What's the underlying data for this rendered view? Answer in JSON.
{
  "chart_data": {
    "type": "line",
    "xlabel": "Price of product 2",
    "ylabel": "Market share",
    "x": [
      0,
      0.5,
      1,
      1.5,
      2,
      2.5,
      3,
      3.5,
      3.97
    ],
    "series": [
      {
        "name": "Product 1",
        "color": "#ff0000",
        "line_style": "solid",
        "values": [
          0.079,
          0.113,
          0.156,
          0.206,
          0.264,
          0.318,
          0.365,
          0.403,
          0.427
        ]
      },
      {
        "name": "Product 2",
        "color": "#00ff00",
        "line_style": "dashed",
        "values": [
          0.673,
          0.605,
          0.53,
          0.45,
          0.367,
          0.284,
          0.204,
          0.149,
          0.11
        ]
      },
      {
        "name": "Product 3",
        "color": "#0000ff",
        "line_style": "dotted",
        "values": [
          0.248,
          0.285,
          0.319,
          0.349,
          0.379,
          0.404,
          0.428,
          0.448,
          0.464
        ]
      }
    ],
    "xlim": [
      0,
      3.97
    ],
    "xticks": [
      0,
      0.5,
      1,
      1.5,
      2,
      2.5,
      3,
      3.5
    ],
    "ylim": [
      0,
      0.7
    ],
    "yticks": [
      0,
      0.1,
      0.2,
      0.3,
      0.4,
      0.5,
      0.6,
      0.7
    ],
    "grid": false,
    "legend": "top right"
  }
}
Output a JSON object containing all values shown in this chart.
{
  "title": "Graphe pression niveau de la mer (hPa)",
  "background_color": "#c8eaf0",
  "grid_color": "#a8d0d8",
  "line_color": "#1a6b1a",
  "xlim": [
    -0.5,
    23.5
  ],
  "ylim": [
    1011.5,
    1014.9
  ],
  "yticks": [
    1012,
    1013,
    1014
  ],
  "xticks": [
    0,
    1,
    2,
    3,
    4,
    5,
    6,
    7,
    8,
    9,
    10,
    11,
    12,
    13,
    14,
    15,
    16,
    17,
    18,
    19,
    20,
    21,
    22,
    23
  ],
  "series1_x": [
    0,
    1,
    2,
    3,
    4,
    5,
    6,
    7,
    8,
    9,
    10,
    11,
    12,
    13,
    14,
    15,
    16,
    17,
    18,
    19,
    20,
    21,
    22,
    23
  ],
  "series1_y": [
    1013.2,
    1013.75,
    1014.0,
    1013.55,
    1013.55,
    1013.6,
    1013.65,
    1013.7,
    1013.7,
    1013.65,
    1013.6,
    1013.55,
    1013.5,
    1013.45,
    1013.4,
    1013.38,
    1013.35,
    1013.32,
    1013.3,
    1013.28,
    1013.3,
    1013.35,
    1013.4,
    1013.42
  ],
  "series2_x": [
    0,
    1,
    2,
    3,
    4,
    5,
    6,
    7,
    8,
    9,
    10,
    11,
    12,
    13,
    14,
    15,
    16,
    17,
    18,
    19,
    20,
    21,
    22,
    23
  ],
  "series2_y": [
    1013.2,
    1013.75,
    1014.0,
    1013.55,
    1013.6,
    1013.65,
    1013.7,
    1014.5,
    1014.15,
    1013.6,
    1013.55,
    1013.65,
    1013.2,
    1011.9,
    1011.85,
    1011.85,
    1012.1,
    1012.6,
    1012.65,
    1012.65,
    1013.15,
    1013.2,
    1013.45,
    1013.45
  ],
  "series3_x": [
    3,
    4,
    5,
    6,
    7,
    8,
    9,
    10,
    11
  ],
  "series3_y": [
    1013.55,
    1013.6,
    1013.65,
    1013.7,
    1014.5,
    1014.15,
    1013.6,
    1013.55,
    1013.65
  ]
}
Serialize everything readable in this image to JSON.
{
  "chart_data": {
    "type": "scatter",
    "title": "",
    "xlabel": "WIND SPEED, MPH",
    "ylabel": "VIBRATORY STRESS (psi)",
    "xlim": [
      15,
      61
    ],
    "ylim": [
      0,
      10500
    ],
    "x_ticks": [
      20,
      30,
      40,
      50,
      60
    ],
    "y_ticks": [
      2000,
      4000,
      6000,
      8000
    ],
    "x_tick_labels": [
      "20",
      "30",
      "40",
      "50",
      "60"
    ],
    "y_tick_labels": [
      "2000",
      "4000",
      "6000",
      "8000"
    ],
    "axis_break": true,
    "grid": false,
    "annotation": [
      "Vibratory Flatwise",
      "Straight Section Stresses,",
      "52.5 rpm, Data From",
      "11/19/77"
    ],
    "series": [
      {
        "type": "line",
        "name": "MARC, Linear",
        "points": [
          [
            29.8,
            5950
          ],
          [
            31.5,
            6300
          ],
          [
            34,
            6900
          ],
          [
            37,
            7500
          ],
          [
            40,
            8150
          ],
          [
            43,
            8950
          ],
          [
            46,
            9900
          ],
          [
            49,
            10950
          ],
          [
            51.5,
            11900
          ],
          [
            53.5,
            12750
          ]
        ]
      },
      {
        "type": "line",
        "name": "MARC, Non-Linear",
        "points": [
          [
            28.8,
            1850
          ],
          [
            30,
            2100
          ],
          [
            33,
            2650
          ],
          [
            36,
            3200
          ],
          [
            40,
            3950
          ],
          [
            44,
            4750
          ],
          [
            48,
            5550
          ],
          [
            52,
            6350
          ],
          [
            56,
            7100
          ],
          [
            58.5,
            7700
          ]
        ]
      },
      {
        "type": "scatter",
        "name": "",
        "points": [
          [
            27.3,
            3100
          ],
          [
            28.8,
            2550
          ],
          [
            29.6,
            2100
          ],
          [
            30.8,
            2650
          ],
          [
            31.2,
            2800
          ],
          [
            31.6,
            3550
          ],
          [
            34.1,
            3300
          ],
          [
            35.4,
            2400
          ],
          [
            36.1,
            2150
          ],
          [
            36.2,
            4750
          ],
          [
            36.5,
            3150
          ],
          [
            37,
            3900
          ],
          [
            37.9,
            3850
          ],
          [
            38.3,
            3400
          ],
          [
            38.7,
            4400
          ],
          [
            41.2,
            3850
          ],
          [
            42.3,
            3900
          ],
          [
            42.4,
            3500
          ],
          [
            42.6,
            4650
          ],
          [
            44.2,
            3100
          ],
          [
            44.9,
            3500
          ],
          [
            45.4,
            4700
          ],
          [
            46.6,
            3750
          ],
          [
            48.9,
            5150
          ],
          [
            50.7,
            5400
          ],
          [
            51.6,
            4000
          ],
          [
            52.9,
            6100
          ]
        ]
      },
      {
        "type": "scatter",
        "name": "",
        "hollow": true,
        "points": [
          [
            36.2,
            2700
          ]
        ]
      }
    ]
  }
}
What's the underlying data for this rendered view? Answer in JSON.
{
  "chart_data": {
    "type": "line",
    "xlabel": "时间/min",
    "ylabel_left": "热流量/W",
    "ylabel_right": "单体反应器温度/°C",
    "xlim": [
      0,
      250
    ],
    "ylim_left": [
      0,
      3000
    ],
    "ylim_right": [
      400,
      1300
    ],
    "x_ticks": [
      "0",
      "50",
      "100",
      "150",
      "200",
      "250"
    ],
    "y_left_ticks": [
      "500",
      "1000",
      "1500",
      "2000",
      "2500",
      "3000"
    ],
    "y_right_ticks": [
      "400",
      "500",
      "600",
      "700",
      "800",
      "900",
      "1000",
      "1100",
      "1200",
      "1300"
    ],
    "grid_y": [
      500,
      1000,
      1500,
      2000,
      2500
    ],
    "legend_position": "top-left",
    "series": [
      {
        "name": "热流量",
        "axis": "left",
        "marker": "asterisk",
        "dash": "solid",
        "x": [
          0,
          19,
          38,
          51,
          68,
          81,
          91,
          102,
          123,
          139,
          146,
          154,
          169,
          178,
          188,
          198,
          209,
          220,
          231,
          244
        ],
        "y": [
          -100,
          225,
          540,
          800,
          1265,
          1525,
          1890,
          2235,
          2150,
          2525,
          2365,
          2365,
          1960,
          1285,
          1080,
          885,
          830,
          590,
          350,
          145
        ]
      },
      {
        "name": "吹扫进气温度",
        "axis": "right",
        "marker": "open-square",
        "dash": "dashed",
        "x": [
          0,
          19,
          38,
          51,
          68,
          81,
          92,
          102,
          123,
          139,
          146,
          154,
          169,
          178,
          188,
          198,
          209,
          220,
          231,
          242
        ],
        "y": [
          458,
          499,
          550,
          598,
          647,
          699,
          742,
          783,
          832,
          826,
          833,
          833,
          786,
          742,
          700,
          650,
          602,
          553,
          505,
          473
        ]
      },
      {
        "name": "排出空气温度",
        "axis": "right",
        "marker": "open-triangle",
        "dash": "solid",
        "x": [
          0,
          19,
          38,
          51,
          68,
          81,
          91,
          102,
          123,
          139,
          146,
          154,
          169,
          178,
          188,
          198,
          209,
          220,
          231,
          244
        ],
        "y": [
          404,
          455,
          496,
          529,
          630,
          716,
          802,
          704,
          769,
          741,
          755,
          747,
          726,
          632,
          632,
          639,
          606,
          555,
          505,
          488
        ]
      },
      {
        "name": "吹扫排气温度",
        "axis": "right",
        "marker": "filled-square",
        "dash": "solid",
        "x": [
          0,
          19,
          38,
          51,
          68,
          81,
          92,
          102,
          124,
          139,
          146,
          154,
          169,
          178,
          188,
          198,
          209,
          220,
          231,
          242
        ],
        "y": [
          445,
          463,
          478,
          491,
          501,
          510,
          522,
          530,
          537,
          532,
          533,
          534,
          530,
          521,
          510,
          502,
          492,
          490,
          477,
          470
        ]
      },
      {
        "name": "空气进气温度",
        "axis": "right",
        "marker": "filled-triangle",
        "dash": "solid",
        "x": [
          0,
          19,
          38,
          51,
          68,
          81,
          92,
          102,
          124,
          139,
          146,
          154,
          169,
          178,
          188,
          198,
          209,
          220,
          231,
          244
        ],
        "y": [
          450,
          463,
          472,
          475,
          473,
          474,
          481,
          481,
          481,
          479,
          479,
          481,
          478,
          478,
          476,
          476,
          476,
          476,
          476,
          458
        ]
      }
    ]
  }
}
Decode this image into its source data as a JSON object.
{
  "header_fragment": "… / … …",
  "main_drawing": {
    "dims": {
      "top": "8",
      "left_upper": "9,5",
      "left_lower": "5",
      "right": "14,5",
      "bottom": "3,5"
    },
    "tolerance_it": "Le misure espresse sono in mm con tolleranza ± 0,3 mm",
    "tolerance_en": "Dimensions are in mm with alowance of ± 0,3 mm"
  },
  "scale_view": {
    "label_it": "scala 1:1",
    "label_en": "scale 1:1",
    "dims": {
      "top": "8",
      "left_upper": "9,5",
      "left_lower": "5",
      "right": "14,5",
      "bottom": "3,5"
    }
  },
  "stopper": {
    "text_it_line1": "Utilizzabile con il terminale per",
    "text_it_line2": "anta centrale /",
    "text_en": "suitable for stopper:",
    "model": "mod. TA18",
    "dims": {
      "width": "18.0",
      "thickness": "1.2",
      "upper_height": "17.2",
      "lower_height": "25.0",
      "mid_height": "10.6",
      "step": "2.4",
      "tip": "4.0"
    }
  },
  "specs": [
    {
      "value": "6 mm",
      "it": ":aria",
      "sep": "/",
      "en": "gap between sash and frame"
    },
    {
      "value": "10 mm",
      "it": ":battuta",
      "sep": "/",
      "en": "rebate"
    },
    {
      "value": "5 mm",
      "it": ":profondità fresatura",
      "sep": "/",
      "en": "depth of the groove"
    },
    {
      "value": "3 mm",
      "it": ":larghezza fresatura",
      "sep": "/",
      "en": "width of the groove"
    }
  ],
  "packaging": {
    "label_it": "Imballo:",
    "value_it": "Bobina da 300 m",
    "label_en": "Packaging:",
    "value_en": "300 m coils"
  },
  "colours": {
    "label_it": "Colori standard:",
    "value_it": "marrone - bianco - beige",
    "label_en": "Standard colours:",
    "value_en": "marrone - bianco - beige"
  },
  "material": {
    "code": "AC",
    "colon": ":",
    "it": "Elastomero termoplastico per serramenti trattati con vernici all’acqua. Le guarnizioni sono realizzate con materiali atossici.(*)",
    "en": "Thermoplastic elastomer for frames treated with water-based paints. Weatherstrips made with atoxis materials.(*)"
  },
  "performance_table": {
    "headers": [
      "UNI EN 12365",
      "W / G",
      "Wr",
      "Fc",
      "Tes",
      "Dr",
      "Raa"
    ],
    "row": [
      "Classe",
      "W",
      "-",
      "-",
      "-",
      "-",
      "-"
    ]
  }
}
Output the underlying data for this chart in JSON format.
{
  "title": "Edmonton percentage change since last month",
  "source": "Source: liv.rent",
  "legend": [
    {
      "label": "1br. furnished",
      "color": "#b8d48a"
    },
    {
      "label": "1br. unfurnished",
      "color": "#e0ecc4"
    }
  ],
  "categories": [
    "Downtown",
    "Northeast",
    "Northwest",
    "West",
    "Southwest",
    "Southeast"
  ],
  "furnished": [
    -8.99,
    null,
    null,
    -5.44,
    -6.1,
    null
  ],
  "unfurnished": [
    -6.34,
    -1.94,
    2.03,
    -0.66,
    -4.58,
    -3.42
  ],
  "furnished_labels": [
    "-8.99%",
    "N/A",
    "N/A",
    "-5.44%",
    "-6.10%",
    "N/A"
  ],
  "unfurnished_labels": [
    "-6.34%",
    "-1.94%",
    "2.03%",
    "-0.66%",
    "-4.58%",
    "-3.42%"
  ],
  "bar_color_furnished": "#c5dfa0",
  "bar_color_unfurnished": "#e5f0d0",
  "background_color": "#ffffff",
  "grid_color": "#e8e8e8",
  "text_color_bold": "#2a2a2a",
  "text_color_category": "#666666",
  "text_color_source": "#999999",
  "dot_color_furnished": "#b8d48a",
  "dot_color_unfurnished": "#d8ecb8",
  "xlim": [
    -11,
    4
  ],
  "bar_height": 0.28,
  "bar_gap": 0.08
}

════════════════════

Report only the number of lines that hold the word "triangle".

■ Full output:
2